━━━ MATERIAL ━━━

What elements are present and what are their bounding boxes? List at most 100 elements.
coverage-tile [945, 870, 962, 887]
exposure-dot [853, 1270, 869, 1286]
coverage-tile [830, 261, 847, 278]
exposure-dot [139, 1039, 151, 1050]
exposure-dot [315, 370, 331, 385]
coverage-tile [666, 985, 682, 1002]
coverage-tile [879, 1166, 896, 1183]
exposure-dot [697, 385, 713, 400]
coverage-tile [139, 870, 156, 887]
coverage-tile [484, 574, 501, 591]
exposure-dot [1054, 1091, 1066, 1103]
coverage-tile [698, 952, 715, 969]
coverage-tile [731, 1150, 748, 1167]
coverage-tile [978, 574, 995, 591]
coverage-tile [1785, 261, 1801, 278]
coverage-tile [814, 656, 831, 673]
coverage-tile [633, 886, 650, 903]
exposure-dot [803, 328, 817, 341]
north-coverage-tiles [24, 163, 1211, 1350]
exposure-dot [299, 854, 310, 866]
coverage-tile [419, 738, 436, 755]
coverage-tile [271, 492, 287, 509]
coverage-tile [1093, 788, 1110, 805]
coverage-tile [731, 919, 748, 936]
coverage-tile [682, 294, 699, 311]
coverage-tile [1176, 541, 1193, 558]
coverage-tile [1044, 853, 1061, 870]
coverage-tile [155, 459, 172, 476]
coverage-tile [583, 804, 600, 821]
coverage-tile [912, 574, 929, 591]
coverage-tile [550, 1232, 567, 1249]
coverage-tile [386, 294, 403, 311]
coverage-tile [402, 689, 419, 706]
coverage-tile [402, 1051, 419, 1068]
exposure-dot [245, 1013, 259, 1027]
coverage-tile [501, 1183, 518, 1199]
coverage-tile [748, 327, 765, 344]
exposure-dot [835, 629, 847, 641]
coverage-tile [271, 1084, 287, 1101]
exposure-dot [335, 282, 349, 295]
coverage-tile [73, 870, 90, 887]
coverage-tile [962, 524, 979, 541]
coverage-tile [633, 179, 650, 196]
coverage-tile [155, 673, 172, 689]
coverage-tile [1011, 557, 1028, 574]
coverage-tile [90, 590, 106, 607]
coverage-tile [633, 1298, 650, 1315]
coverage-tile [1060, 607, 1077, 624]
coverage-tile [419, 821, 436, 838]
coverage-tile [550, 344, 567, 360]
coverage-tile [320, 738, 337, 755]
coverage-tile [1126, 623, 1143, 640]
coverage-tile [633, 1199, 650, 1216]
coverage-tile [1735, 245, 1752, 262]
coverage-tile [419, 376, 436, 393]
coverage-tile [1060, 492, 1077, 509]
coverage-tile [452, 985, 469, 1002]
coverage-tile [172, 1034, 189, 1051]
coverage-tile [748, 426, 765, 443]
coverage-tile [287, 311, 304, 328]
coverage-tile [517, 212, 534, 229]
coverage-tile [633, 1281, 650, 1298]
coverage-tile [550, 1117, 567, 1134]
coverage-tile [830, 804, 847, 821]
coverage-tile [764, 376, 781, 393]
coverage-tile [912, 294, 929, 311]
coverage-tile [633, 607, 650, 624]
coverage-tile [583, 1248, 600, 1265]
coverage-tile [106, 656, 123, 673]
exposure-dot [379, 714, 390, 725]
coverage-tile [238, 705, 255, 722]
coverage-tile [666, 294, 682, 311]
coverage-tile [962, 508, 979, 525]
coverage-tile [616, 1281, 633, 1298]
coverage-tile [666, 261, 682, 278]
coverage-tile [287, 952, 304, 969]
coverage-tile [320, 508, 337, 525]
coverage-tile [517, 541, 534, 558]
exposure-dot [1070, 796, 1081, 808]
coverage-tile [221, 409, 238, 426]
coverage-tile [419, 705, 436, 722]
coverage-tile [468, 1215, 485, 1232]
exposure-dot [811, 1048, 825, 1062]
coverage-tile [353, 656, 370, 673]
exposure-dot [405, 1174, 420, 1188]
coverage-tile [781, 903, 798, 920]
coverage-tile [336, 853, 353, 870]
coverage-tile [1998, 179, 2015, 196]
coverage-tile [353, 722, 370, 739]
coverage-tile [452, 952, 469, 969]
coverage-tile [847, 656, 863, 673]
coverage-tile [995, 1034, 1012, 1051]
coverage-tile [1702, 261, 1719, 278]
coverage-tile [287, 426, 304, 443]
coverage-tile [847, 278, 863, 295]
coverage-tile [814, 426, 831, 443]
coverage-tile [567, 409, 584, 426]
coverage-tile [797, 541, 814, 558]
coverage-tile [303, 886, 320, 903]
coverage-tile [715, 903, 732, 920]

━━━

PROBLEM DETAILS - Can you copy all of the data above line for line, with every character unchanged?

THE REPLY -
What elements are present and what are their bounding boxes? List at most 100 elements.
coverage-tile [945, 870, 962, 887]
exposure-dot [853, 1270, 869, 1286]
coverage-tile [830, 261, 847, 278]
exposure-dot [139, 1039, 151, 1050]
exposure-dot [315, 370, 331, 385]
coverage-tile [666, 985, 682, 1002]
coverage-tile [879, 1166, 896, 1183]
exposure-dot [697, 385, 713, 400]
coverage-tile [139, 870, 156, 887]
coverage-tile [484, 574, 501, 591]
exposure-dot [1054, 1091, 1066, 1103]
coverage-tile [698, 952, 715, 969]
coverage-tile [731, 1150, 748, 1167]
coverage-tile [978, 574, 995, 591]
coverage-tile [1785, 261, 1801, 278]
coverage-tile [814, 656, 831, 673]
coverage-tile [633, 886, 650, 903]
exposure-dot [803, 328, 817, 341]
north-coverage-tiles [24, 163, 1211, 1350]
exposure-dot [299, 854, 310, 866]
coverage-tile [419, 738, 436, 755]
coverage-tile [271, 492, 287, 509]
coverage-tile [1093, 788, 1110, 805]
coverage-tile [731, 919, 748, 936]
coverage-tile [682, 294, 699, 311]
coverage-tile [1176, 541, 1193, 558]
coverage-tile [1044, 853, 1061, 870]
coverage-tile [155, 459, 172, 476]
coverage-tile [583, 804, 600, 821]
coverage-tile [912, 574, 929, 591]
coverage-tile [550, 1232, 567, 1249]
coverage-tile [386, 294, 403, 311]
coverage-tile [402, 689, 419, 706]
coverage-tile [402, 1051, 419, 1068]
exposure-dot [245, 1013, 259, 1027]
coverage-tile [501, 1183, 518, 1199]
coverage-tile [748, 327, 765, 344]
exposure-dot [835, 629, 847, 641]
coverage-tile [271, 1084, 287, 1101]
exposure-dot [335, 282, 349, 295]
coverage-tile [73, 870, 90, 887]
coverage-tile [962, 524, 979, 541]
coverage-tile [633, 179, 650, 196]
coverage-tile [155, 673, 172, 689]
coverage-tile [1011, 557, 1028, 574]
coverage-tile [90, 590, 106, 607]
coverage-tile [633, 1298, 650, 1315]
coverage-tile [1060, 607, 1077, 624]
coverage-tile [419, 821, 436, 838]
coverage-tile [550, 344, 567, 360]
coverage-tile [320, 738, 337, 755]
coverage-tile [1126, 623, 1143, 640]
coverage-tile [633, 1199, 650, 1216]
coverage-tile [1735, 245, 1752, 262]
coverage-tile [419, 376, 436, 393]
coverage-tile [1060, 492, 1077, 509]
coverage-tile [452, 985, 469, 1002]
coverage-tile [172, 1034, 189, 1051]
coverage-tile [748, 426, 765, 443]
coverage-tile [287, 311, 304, 328]
coverage-tile [517, 212, 534, 229]
coverage-tile [633, 1281, 650, 1298]
coverage-tile [550, 1117, 567, 1134]
coverage-tile [830, 804, 847, 821]
coverage-tile [764, 376, 781, 393]
coverage-tile [912, 294, 929, 311]
coverage-tile [633, 607, 650, 624]
coverage-tile [583, 1248, 600, 1265]
coverage-tile [106, 656, 123, 673]
exposure-dot [379, 714, 390, 725]
coverage-tile [238, 705, 255, 722]
coverage-tile [666, 294, 682, 311]
coverage-tile [962, 508, 979, 525]
coverage-tile [616, 1281, 633, 1298]
coverage-tile [666, 261, 682, 278]
coverage-tile [287, 952, 304, 969]
coverage-tile [320, 508, 337, 525]
coverage-tile [517, 541, 534, 558]
exposure-dot [1070, 796, 1081, 808]
coverage-tile [221, 409, 238, 426]
coverage-tile [419, 705, 436, 722]
coverage-tile [468, 1215, 485, 1232]
exposure-dot [811, 1048, 825, 1062]
coverage-tile [353, 656, 370, 673]
exposure-dot [405, 1174, 420, 1188]
coverage-tile [781, 903, 798, 920]
coverage-tile [336, 853, 353, 870]
coverage-tile [1998, 179, 2015, 196]
coverage-tile [353, 722, 370, 739]
coverage-tile [452, 952, 469, 969]
coverage-tile [847, 656, 863, 673]
coverage-tile [995, 1034, 1012, 1051]
coverage-tile [1702, 261, 1719, 278]
coverage-tile [287, 426, 304, 443]
coverage-tile [847, 278, 863, 295]
coverage-tile [814, 426, 831, 443]
coverage-tile [567, 409, 584, 426]
coverage-tile [797, 541, 814, 558]
coverage-tile [303, 886, 320, 903]
coverage-tile [715, 903, 732, 920]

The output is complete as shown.